What the exercise asks - Copy out the entries word for word, leaving images aside.

(Image records of document pages)
----

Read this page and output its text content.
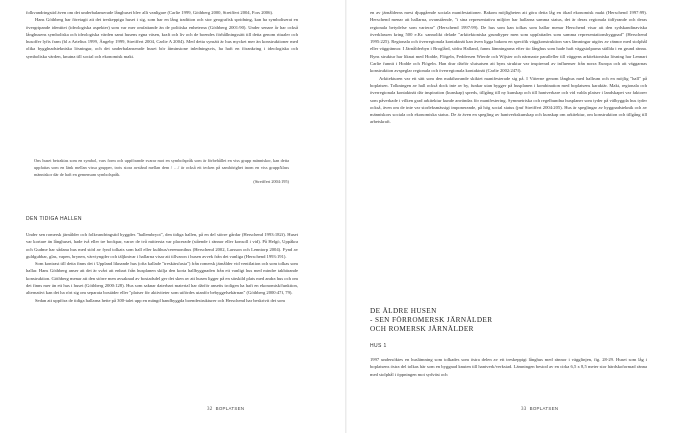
folkvandringstid även om det underbalanserade långhuset blev allt vanligare (Carlie 1999, Göthberg 2000, Streiffert 2004, Fors 2006).

Hans Göthberg har företagit att det treskeppiga huset i sig, som har en lång tradition och stor geografisk spridning, kan ha symboliserat en övergripande identitet (ideologiska aspekter) som var mer omfattande än de politiska enheterna (Göthberg 2001:90). Under senare år har också långhusens symboliska och ideologiska värden samt husens egna väsen, kraft och liv och de boendes förhållningssätt till detta genom ritualer och husoffer lyfts fram (bl a Artelius 1999, Ängeby 1999, Streiffert 2004, Carlie A 2004). Med detta synsätt är hus mycket mer än konstruktioner med olika bygglnadstekniska lösningar, och det underbalanserade huset bör åtminstone inledningsvis, ha haft en förankring i ideologiska och symboliska värden, knutna till social och ekonomisk makt.

Ons huset betraktas som en symbol, vars form och uppförande svarar mot en symbolspråk som är förbehållet en viss grupp människor, kan detta uppfattas som en länk mellan vissa grupper, trots stora avstånd mellan dem / …/ är också ett tecken på samhörighet inom en viss grupp/klass människor där de haft en gemensam symbolspråk.
(Streiffert 2004:195)
DEN TIDIGA HALLEN

Under sen romersk järnålder och folkvandringstid byggdes "hallembryot", den tidiga hallen, på en del större gårdar (Herschend 1993:182f). Huset var kortare än långhuset, hade två eller tre bockpar, varav de två mittersta var placerade (stående i rännor eller konsoll i vid). På Helgö, Uppåkra och Gudme har sådana hus med stöd av fynd tolkats som hall eller kulthus/ceremonihus (Herschend 2002, Larsson och Lenntorp 2004). Fynd av guldgubbar, glas, vapen, brynen, värvtyngder och täljknivar i hallarna visar att tillvaron i husen avvek från det vanliga (Herschend 1993:191).

Som kontrast till detta finns det i Uppland liknande hus (ofta kallade "treskärsfasta") från romersk järnålder vid ventilation och som tolkas som hallar. Hans Göthberg anser att det är svårt att enbart från husplanen skilja den korta hallbyggnaden från ett vanligt hus med mindre takbärande konstruktion. Göthberg menar att den större men avsaknad av bostadsdel ger det sken av att husen ligger på en särskild plats med andra hus och om det finns mer än ett hus i huset (Göthberg 2000:128). Hus som saknar daterbart material har därför ansetts troligen ha haft en ekonomisk/funktion, alternativt kan det ha rört sig om separata bostäder eller "platser för aktiviteter som utfördes utanför bebyggelsekärnan" (Göthberg 2000:47f, 79).

Sedan att uppföra de tidiga hallarna hette på 300-talet upp en mängd handbyggda boendestrukturer och Herschend har beskrivit det som

32 BOPLATSEN

en av järnålderns mest djupgående sociala manifestationer. Bakom möjligheten att göra detta låg en ökad ekonomisk makt (Herschend 1997:99). Herschend menar att hallarna, ovanstående, "i sina representativa miljöer har hallarna samma status, det är deras regionala tidfyrande och deras regionala betydelse som varierar" (Herschend 1997:99). De hus som kan tolkas som hallar menar Herschend visar att den sydskandinaviska överklassen kring 500 e.Kr. sannolikt delade "arkitektoniska grundtyper men som uppfattades som samma representationsbyggnad" (Herschend 1995:225). Regionala och överregionala kontaktnät kan även ligga bakom en specifik väggkonstruktion vars lämningar utgörs av rännor med stolphål eller väggrännor. I Järnålderbyn i Broglård, södra Halland, fanns lämningarna efter tio långhus som hade haft väggstolparna ställda i en grund ränna. Byns struktur har liknat med Hodde, Flögeln, Feddersen Wierde och Wijster och närmaste paralleller till väggens arkitektoniska lösning har Lennart Carlie funnit i Hodde och Flögeln. Han drar därför slutsatsen att byns struktur var inspirerad av influenser från norra Europa och att väggarnas konstruktion avspeglar regionala och överregionala kontaktnät (Carlie 2002:247f).

Arkitekturen var ett sätt som den makthavande skiktet manifesterade sig på. I Vitterne genom långhus med hallrum och en möjlig "hall" på boplatsen. Tolkningen av hall också dock inte av by, funkar utan bygger på husplanen i kombination med boplatsens karaktär. Makt, regionala och överregionala kontaktnät där inspiration (kunskap) spreds, tillgång till ny kunskap och till hantverkare och vid valda platser i landskapet var faktorer som påverkade i vilken grad arkitektur kunde användas för manifestering. Symmetriska och regelbundna husplaner som tyder på välbyggda hus tyder också, även om de inte var storleksmässigt imponerande, på hög social status (jmf Streiffert 2004:205). Hus är speglingar av byggnadsteknik och av människors sociala och ekonomiska status. De är även en spegling av hantverkskunskap och kunskap om arkitektur, om konstruktion och tillgång till arbetskraft.

DE ÄLDRE HUSEN
- SEN FÖRROMERSK JÄRNÅLDER
OCH ROMERSK JÄRNÅLDER
HUS 1

1997 undersöktes en huslämning som tolkades som östra delen av ett treskeppigt långhus med rännor i vägglinjen, fig. 28-29. Huset som låg i boplatsens östra del tolkas här som en byggnad knuten till hantverk/verkstad. Lämningen bestod av en cirka 6,5 x 8,5 meter stor härdskoformad ränna med stolphål i öppningen mot sydväst och

33 BOPLATSEN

----

Exercise solution -
Read this page and output its text content.
folkvandringstid även om det underbalanserade långhuset blev allt vanligare (Carlie 1999, Göthberg 2000, Streiffert 2004, Fors 2006).

Hans Göthberg har företagit att det treskeppiga huset i sig, som har en lång tradition och stor geografisk spridning, kan ha symboliserat en övergripande identitet (ideologiska aspekter) som var mer omfattande än de politiska enheterna (Göthberg 2001:90). Under senare år har också långhusens symboliska och ideologiska värden samt husens egna väsen, kraft och liv och de boendes förhållningssätt till detta genom ritualer och husoffer lyfts fram (bl a Artelius 1999, Ängeby 1999, Streiffert 2004, Carlie A 2004). Med detta synsätt är hus mycket mer än konstruktioner med olika bygglnadstekniska lösningar, och det underbalanserade huset bör åtminstone inledningsvis, ha haft en förankring i ideologiska och symboliska värden, knutna till social och ekonomisk makt.

Ons huset betraktas som en symbol, vars form och uppförande svarar mot en symbolspråk som är förbehållet en viss grupp människor, kan detta uppfattas som en länk mellan vissa grupper, trots stora avstånd mellan dem / …/ är också ett tecken på samhörighet inom en viss grupp/klass människor där de haft en gemensam symbolspråk.
(Streiffert 2004:195)
DEN TIDIGA HALLEN

Under sen romersk järnålder och folkvandringstid byggdes "hallembryot", den tidiga hallen, på en del större gårdar (Herschend 1993:182f). Huset var kortare än långhuset, hade två eller tre bockpar, varav de två mittersta var placerade (stående i rännor eller konsoll i vid). På Helgö, Uppåkra och Gudme har sådana hus med stöd av fynd tolkats som hall eller kulthus/ceremonihus (Herschend 2002, Larsson och Lenntorp 2004). Fynd av guldgubbar, glas, vapen, brynen, värvtyngder och täljknivar i hallarna visar att tillvaron i husen avvek från det vanliga (Herschend 1993:191).

Som kontrast till detta finns det i Uppland liknande hus (ofta kallade "treskärsfasta") från romersk järnålder vid ventilation och som tolkas som hallar. Hans Göthberg anser att det är svårt att enbart från husplanen skilja den korta hallbyggnaden från ett vanligt hus med mindre takbärande konstruktion. Göthberg menar att den större men avsaknad av bostadsdel ger det sken av att husen ligger på en särskild plats med andra hus och om det finns mer än ett hus i huset (Göthberg 2000:128). Hus som saknar daterbart material har därför ansetts troligen ha haft en ekonomisk/funktion, alternativt kan det ha rört sig om separata bostäder eller "platser för aktiviteter som utfördes utanför bebyggelsekärnan" (Göthberg 2000:47f, 79).

Sedan att uppföra de tidiga hallarna hette på 300-talet upp en mängd handbyggda boendestrukturer och Herschend har beskrivit det som

32 BOPLATSEN

en av järnålderns mest djupgående sociala manifestationer. Bakom möjligheten att göra detta låg en ökad ekonomisk makt (Herschend 1997:99). Herschend menar att hallarna, ovanstående, "i sina representativa miljöer har hallarna samma status, det är deras regionala tidfyrande och deras regionala betydelse som varierar" (Herschend 1997:99). De hus som kan tolkas som hallar menar Herschend visar att den sydskandinaviska överklassen kring 500 e.Kr. sannolikt delade "arkitektoniska grundtyper men som uppfattades som samma representationsbyggnad" (Herschend 1995:225). Regionala och överregionala kontaktnät kan även ligga bakom en specifik väggkonstruktion vars lämningar utgörs av rännor med stolphål eller väggrännor. I Järnålderbyn i Broglård, södra Halland, fanns lämningarna efter tio långhus som hade haft väggstolparna ställda i en grund ränna. Byns struktur har liknat med Hodde, Flögeln, Feddersen Wierde och Wijster och närmaste paralleller till väggens arkitektoniska lösning har Lennart Carlie funnit i Hodde och Flögeln. Han drar därför slutsatsen att byns struktur var inspirerad av influenser från norra Europa och att väggarnas konstruktion avspeglar regionala och överregionala kontaktnät (Carlie 2002:247f).

Arkitekturen var ett sätt som den makthavande skiktet manifesterade sig på. I Vitterne genom långhus med hallrum och en möjlig "hall" på boplatsen. Tolkningen av hall också dock inte av by, funkar utan bygger på husplanen i kombination med boplatsens karaktär. Makt, regionala och överregionala kontaktnät där inspiration (kunskap) spreds, tillgång till ny kunskap och till hantverkare och vid valda platser i landskapet var faktorer som påverkade i vilken grad arkitektur kunde användas för manifestering. Symmetriska och regelbundna husplaner som tyder på välbyggda hus tyder också, även om de inte var storleksmässigt imponerande, på hög social status (jmf Streiffert 2004:205). Hus är speglingar av byggnadsteknik och av människors sociala och ekonomiska status. De är även en spegling av hantverkskunskap och kunskap om arkitektur, om konstruktion och tillgång till arbetskraft.

DE ÄLDRE HUSEN
- SEN FÖRROMERSK JÄRNÅLDER
OCH ROMERSK JÄRNÅLDER
HUS 1

1997 undersöktes en huslämning som tolkades som östra delen av ett treskeppigt långhus med rännor i vägglinjen, fig. 28-29. Huset som låg i boplatsens östra del tolkas här som en byggnad knuten till hantverk/verkstad. Lämningen bestod av en cirka 6,5 x 8,5 meter stor härdskoformad ränna med stolphål i öppningen mot sydväst och

33 BOPLATSEN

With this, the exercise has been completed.